── EXERCISE DATA ──

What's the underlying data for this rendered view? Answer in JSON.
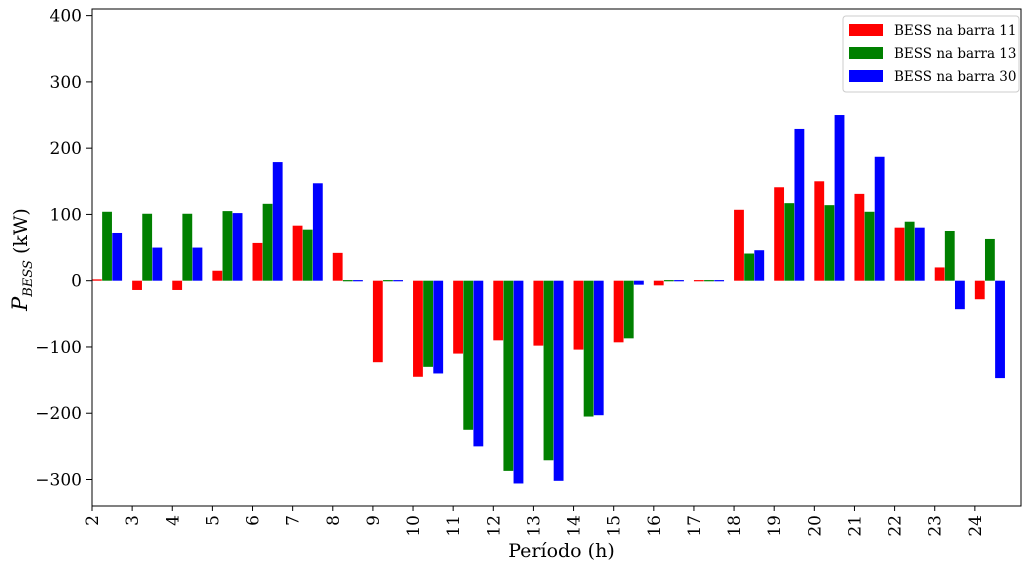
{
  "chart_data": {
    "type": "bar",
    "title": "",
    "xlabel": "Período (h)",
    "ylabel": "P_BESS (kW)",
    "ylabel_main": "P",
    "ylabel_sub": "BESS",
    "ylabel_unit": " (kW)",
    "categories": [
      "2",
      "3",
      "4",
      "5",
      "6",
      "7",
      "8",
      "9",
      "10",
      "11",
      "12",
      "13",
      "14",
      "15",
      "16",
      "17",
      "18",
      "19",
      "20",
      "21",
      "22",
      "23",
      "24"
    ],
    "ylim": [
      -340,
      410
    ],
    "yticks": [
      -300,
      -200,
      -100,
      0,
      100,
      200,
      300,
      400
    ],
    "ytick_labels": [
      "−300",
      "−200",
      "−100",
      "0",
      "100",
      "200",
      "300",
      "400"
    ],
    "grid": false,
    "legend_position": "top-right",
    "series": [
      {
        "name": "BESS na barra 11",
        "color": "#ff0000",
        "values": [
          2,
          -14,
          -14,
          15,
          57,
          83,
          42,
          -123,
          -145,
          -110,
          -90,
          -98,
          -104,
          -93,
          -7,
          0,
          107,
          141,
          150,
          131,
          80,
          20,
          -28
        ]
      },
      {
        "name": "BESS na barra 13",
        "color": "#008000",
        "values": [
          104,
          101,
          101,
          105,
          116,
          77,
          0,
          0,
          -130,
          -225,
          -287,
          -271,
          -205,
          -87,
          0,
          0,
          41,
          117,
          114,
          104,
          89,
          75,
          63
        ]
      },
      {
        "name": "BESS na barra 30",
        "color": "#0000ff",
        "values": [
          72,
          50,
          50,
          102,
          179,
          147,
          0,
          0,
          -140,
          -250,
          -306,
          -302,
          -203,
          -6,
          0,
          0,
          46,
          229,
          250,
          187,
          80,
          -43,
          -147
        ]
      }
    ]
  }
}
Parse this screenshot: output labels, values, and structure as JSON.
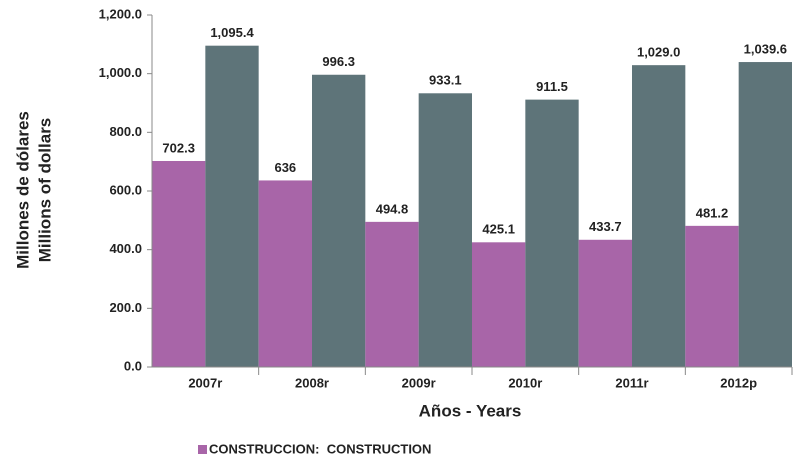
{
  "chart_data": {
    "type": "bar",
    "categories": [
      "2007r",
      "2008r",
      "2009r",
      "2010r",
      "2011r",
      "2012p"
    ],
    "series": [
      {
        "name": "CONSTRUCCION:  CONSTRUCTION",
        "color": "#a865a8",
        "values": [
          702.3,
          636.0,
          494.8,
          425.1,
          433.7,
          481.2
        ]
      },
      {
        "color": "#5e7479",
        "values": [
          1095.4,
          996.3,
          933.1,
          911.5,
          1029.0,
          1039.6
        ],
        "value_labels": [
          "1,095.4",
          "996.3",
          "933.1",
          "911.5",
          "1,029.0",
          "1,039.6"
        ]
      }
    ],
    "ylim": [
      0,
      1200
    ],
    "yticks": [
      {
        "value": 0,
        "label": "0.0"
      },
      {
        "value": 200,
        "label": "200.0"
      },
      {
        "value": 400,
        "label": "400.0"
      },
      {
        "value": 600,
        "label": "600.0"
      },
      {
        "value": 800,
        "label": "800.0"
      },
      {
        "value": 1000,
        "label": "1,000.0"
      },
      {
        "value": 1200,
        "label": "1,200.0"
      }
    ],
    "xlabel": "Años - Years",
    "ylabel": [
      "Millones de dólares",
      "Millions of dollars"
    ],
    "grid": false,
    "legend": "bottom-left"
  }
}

───

Without the pictures, retype the whole of the material above exactly.

EXERCISE ANSWER
What's the underlying data for this rendered view? Answer in JSON.
{
  "chart_data": {
    "type": "bar",
    "title": "",
    "xlabel": "Período (h)",
    "ylabel": "P_BESS (kW)",
    "ylabel_main": "P",
    "ylabel_sub": "BESS",
    "ylabel_unit": " (kW)",
    "categories": [
      "2",
      "3",
      "4",
      "5",
      "6",
      "7",
      "8",
      "9",
      "10",
      "11",
      "12",
      "13",
      "14",
      "15",
      "16",
      "17",
      "18",
      "19",
      "20",
      "21",
      "22",
      "23",
      "24"
    ],
    "ylim": [
      -340,
      410
    ],
    "yticks": [
      -300,
      -200,
      -100,
      0,
      100,
      200,
      300,
      400
    ],
    "ytick_labels": [
      "−300",
      "−200",
      "−100",
      "0",
      "100",
      "200",
      "300",
      "400"
    ],
    "grid": false,
    "legend_position": "top-right",
    "series": [
      {
        "name": "BESS na barra 11",
        "color": "#ff0000",
        "values": [
          2,
          -14,
          -14,
          15,
          57,
          83,
          42,
          -123,
          -145,
          -110,
          -90,
          -98,
          -104,
          -93,
          -7,
          0,
          107,
          141,
          150,
          131,
          80,
          20,
          -28
        ]
      },
      {
        "name": "BESS na barra 13",
        "color": "#008000",
        "values": [
          104,
          101,
          101,
          105,
          116,
          77,
          0,
          0,
          -130,
          -225,
          -287,
          -271,
          -205,
          -87,
          0,
          0,
          41,
          117,
          114,
          104,
          89,
          75,
          63
        ]
      },
      {
        "name": "BESS na barra 30",
        "color": "#0000ff",
        "values": [
          72,
          50,
          50,
          102,
          179,
          147,
          0,
          0,
          -140,
          -250,
          -306,
          -302,
          -203,
          -6,
          0,
          0,
          46,
          229,
          250,
          187,
          80,
          -43,
          -147
        ]
      }
    ]
  }
}
Parse this screenshot: output labels, values, and structure as JSON.
{
  "chart_data": {
    "type": "bar",
    "categories": [
      "2007r",
      "2008r",
      "2009r",
      "2010r",
      "2011r",
      "2012p"
    ],
    "series": [
      {
        "name": "CONSTRUCCION:  CONSTRUCTION",
        "color": "#a865a8",
        "values": [
          702.3,
          636.0,
          494.8,
          425.1,
          433.7,
          481.2
        ]
      },
      {
        "color": "#5e7479",
        "values": [
          1095.4,
          996.3,
          933.1,
          911.5,
          1029.0,
          1039.6
        ],
        "value_labels": [
          "1,095.4",
          "996.3",
          "933.1",
          "911.5",
          "1,029.0",
          "1,039.6"
        ]
      }
    ],
    "ylim": [
      0,
      1200
    ],
    "yticks": [
      {
        "value": 0,
        "label": "0.0"
      },
      {
        "value": 200,
        "label": "200.0"
      },
      {
        "value": 400,
        "label": "400.0"
      },
      {
        "value": 600,
        "label": "600.0"
      },
      {
        "value": 800,
        "label": "800.0"
      },
      {
        "value": 1000,
        "label": "1,000.0"
      },
      {
        "value": 1200,
        "label": "1,200.0"
      }
    ],
    "xlabel": "Años - Years",
    "ylabel": [
      "Millones de dólares",
      "Millions of dollars"
    ],
    "grid": false,
    "legend": "bottom-left"
  }
}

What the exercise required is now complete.